• _THE EXERCISE_: Write the listing out again, all of it, word for word.
▬▬▬
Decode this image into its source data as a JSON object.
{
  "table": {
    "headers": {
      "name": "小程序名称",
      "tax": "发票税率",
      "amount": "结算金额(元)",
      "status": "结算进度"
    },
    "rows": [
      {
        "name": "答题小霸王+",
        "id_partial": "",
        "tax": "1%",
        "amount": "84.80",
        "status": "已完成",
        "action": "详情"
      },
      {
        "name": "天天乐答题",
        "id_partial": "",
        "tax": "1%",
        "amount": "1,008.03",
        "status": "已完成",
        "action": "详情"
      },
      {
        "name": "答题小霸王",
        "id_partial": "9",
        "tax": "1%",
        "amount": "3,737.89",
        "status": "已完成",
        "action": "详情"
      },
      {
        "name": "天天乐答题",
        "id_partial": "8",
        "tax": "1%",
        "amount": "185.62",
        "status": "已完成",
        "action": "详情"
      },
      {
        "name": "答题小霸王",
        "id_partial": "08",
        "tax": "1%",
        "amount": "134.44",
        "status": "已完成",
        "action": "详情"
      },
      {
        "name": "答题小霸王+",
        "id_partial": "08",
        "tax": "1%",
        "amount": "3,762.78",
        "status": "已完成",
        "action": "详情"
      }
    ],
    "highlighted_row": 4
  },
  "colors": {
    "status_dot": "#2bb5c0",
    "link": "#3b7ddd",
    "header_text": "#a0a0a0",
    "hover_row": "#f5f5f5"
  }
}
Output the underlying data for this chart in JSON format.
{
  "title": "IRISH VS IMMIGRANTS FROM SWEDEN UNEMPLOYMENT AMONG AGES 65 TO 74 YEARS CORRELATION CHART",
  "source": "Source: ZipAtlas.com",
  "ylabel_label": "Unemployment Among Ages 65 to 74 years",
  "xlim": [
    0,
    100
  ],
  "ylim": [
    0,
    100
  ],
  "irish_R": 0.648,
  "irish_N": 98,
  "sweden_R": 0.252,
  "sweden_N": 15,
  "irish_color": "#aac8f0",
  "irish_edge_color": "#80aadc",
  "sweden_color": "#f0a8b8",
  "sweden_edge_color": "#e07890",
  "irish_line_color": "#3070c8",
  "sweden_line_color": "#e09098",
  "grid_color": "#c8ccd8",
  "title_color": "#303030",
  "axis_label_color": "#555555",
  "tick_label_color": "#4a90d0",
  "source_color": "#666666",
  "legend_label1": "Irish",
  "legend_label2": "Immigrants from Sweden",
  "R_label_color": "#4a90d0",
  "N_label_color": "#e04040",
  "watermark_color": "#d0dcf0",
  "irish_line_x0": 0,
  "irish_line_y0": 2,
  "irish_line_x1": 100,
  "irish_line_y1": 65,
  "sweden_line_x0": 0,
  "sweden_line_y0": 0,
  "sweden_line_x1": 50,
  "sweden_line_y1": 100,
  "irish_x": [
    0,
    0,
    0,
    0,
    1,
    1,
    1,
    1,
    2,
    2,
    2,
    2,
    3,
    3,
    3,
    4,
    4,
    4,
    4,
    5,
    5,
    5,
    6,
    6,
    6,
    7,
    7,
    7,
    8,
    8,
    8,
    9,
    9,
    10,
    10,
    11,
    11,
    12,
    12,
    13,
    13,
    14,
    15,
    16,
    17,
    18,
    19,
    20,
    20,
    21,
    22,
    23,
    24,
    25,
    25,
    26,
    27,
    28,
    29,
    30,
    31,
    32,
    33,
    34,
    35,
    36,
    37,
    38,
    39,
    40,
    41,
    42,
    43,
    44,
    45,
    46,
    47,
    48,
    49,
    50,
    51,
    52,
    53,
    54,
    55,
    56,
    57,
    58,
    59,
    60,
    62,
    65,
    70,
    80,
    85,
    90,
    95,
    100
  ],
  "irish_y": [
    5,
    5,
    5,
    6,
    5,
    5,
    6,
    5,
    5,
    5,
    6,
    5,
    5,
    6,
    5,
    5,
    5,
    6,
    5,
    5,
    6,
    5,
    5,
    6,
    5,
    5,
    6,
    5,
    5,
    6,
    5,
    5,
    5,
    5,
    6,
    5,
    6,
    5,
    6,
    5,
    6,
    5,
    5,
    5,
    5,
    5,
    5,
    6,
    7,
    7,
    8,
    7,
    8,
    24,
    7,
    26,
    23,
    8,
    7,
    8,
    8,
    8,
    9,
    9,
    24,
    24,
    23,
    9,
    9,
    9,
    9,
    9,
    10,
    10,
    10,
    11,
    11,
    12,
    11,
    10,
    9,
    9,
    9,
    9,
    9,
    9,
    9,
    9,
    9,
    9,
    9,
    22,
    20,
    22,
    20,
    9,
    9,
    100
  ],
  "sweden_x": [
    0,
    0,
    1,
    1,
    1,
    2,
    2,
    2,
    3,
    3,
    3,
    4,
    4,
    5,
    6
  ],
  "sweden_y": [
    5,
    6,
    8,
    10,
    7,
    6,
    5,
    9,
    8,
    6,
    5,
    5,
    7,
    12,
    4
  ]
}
▬▬▬
• _SOLUTION TO THE PROBLEM_:
Decode this image into its source data as a JSON object.
{
  "table": {
    "headers": {
      "name": "小程序名称",
      "tax": "发票税率",
      "amount": "结算金额(元)",
      "status": "结算进度"
    },
    "rows": [
      {
        "name": "答题小霸王+",
        "id_partial": "",
        "tax": "1%",
        "amount": "84.80",
        "status": "已完成",
        "action": "详情"
      },
      {
        "name": "天天乐答题",
        "id_partial": "",
        "tax": "1%",
        "amount": "1,008.03",
        "status": "已完成",
        "action": "详情"
      },
      {
        "name": "答题小霸王",
        "id_partial": "9",
        "tax": "1%",
        "amount": "3,737.89",
        "status": "已完成",
        "action": "详情"
      },
      {
        "name": "天天乐答题",
        "id_partial": "8",
        "tax": "1%",
        "amount": "185.62",
        "status": "已完成",
        "action": "详情"
      },
      {
        "name": "答题小霸王",
        "id_partial": "08",
        "tax": "1%",
        "amount": "134.44",
        "status": "已完成",
        "action": "详情"
      },
      {
        "name": "答题小霸王+",
        "id_partial": "08",
        "tax": "1%",
        "amount": "3,762.78",
        "status": "已完成",
        "action": "详情"
      }
    ],
    "highlighted_row": 4
  },
  "colors": {
    "status_dot": "#2bb5c0",
    "link": "#3b7ddd",
    "header_text": "#a0a0a0",
    "hover_row": "#f5f5f5"
  }
}
Output the underlying data for this chart in JSON format.
{
  "title": "IRISH VS IMMIGRANTS FROM SWEDEN UNEMPLOYMENT AMONG AGES 65 TO 74 YEARS CORRELATION CHART",
  "source": "Source: ZipAtlas.com",
  "ylabel_label": "Unemployment Among Ages 65 to 74 years",
  "xlim": [
    0,
    100
  ],
  "ylim": [
    0,
    100
  ],
  "irish_R": 0.648,
  "irish_N": 98,
  "sweden_R": 0.252,
  "sweden_N": 15,
  "irish_color": "#aac8f0",
  "irish_edge_color": "#80aadc",
  "sweden_color": "#f0a8b8",
  "sweden_edge_color": "#e07890",
  "irish_line_color": "#3070c8",
  "sweden_line_color": "#e09098",
  "grid_color": "#c8ccd8",
  "title_color": "#303030",
  "axis_label_color": "#555555",
  "tick_label_color": "#4a90d0",
  "source_color": "#666666",
  "legend_label1": "Irish",
  "legend_label2": "Immigrants from Sweden",
  "R_label_color": "#4a90d0",
  "N_label_color": "#e04040",
  "watermark_color": "#d0dcf0",
  "irish_line_x0": 0,
  "irish_line_y0": 2,
  "irish_line_x1": 100,
  "irish_line_y1": 65,
  "sweden_line_x0": 0,
  "sweden_line_y0": 0,
  "sweden_line_x1": 50,
  "sweden_line_y1": 100,
  "irish_x": [
    0,
    0,
    0,
    0,
    1,
    1,
    1,
    1,
    2,
    2,
    2,
    2,
    3,
    3,
    3,
    4,
    4,
    4,
    4,
    5,
    5,
    5,
    6,
    6,
    6,
    7,
    7,
    7,
    8,
    8,
    8,
    9,
    9,
    10,
    10,
    11,
    11,
    12,
    12,
    13,
    13,
    14,
    15,
    16,
    17,
    18,
    19,
    20,
    20,
    21,
    22,
    23,
    24,
    25,
    25,
    26,
    27,
    28,
    29,
    30,
    31,
    32,
    33,
    34,
    35,
    36,
    37,
    38,
    39,
    40,
    41,
    42,
    43,
    44,
    45,
    46,
    47,
    48,
    49,
    50,
    51,
    52,
    53,
    54,
    55,
    56,
    57,
    58,
    59,
    60,
    62,
    65,
    70,
    80,
    85,
    90,
    95,
    100
  ],
  "irish_y": [
    5,
    5,
    5,
    6,
    5,
    5,
    6,
    5,
    5,
    5,
    6,
    5,
    5,
    6,
    5,
    5,
    5,
    6,
    5,
    5,
    6,
    5,
    5,
    6,
    5,
    5,
    6,
    5,
    5,
    6,
    5,
    5,
    5,
    5,
    6,
    5,
    6,
    5,
    6,
    5,
    6,
    5,
    5,
    5,
    5,
    5,
    5,
    6,
    7,
    7,
    8,
    7,
    8,
    24,
    7,
    26,
    23,
    8,
    7,
    8,
    8,
    8,
    9,
    9,
    24,
    24,
    23,
    9,
    9,
    9,
    9,
    9,
    10,
    10,
    10,
    11,
    11,
    12,
    11,
    10,
    9,
    9,
    9,
    9,
    9,
    9,
    9,
    9,
    9,
    9,
    9,
    22,
    20,
    22,
    20,
    9,
    9,
    100
  ],
  "sweden_x": [
    0,
    0,
    1,
    1,
    1,
    2,
    2,
    2,
    3,
    3,
    3,
    4,
    4,
    5,
    6
  ],
  "sweden_y": [
    5,
    6,
    8,
    10,
    7,
    6,
    5,
    9,
    8,
    6,
    5,
    5,
    7,
    12,
    4
  ]
}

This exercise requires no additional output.